*TASK DIRECTIONS*
Locate every line in the records below that contains the word "name", and copy each one.

(Raw records)

------------------------------------------------------------

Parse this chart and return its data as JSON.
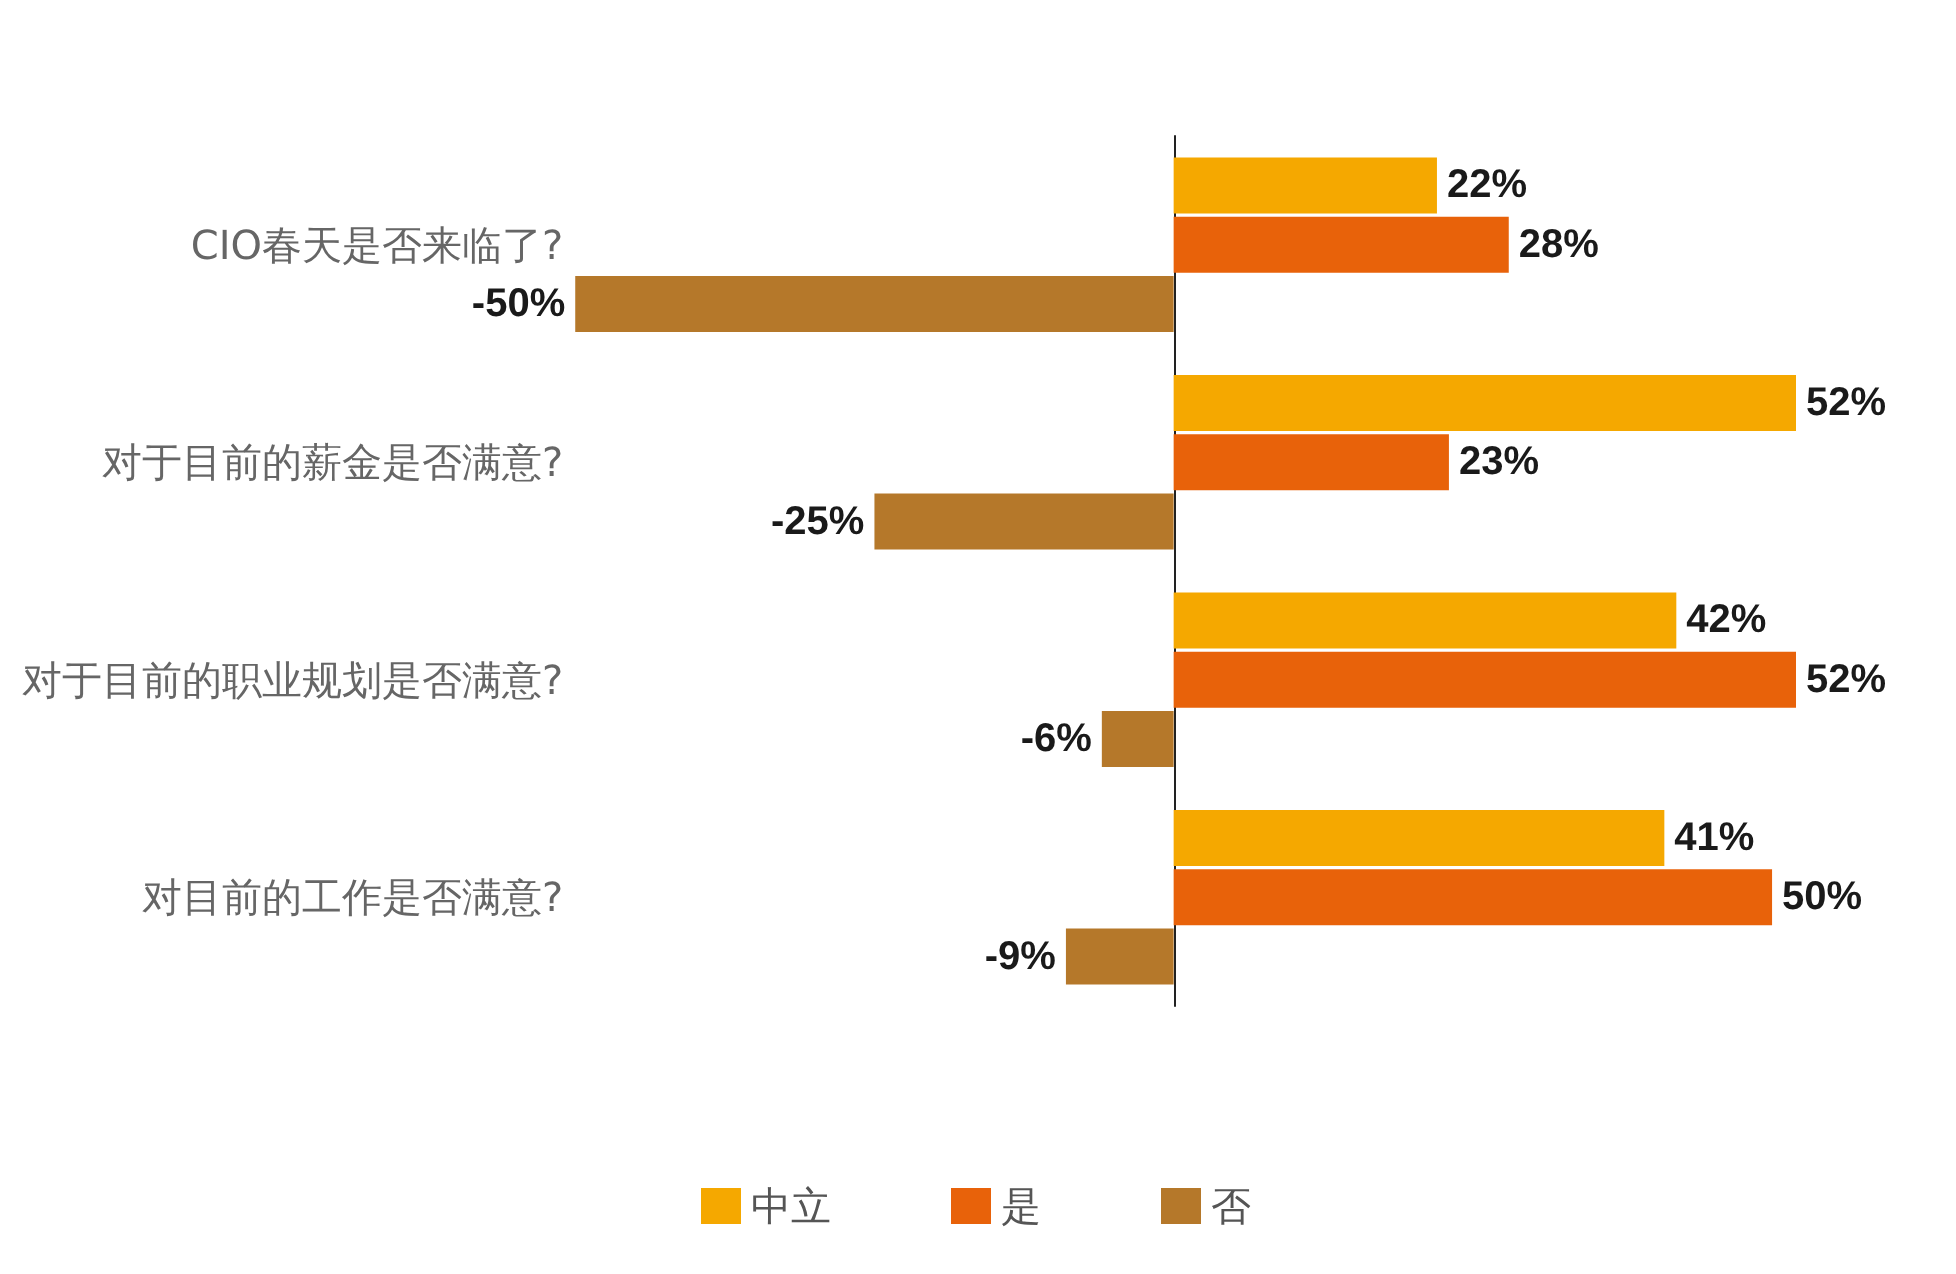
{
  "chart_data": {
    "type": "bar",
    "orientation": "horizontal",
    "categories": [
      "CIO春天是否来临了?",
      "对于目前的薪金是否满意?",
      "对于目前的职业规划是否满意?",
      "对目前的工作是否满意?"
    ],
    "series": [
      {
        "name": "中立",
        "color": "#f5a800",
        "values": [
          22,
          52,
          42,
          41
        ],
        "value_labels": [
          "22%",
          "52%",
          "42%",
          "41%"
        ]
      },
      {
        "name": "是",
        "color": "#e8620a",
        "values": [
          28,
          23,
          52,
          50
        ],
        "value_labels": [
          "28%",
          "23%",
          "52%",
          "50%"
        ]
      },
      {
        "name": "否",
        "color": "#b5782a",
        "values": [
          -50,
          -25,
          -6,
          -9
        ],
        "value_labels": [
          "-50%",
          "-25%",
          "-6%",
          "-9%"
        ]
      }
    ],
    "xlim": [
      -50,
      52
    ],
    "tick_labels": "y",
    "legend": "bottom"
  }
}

------------------------------------------------------------

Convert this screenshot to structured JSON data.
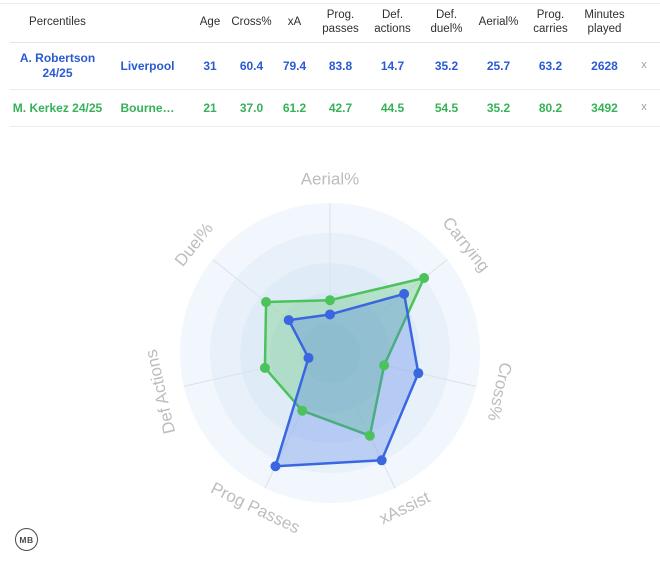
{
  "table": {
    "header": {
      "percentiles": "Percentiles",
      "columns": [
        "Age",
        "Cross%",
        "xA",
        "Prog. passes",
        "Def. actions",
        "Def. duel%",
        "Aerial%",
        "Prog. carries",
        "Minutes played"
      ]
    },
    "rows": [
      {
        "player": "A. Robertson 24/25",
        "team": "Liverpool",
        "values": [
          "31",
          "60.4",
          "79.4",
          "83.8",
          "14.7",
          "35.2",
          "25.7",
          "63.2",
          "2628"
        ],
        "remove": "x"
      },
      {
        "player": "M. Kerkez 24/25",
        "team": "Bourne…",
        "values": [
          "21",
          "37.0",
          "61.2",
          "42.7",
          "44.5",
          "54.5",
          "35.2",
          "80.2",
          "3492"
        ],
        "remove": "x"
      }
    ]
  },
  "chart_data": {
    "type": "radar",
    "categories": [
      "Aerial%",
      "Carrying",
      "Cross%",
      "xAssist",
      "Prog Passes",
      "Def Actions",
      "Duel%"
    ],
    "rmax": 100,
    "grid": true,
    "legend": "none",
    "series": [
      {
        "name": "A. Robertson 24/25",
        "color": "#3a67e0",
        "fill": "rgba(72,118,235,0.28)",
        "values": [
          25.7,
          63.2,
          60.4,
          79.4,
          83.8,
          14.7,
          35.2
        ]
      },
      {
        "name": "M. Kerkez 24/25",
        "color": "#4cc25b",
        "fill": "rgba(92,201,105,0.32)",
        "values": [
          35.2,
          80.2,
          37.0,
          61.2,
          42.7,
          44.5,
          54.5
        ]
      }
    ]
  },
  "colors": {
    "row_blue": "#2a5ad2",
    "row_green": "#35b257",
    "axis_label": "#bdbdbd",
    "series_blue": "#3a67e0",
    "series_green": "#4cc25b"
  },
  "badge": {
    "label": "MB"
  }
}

------------------------------------------------------------

*RESULT OF THE TASK*
        "name": "中立",
        "name": "是",
        "name": "否",
        "name": "A. Robertson 24/25",
        "name": "M. Kerkez 24/25",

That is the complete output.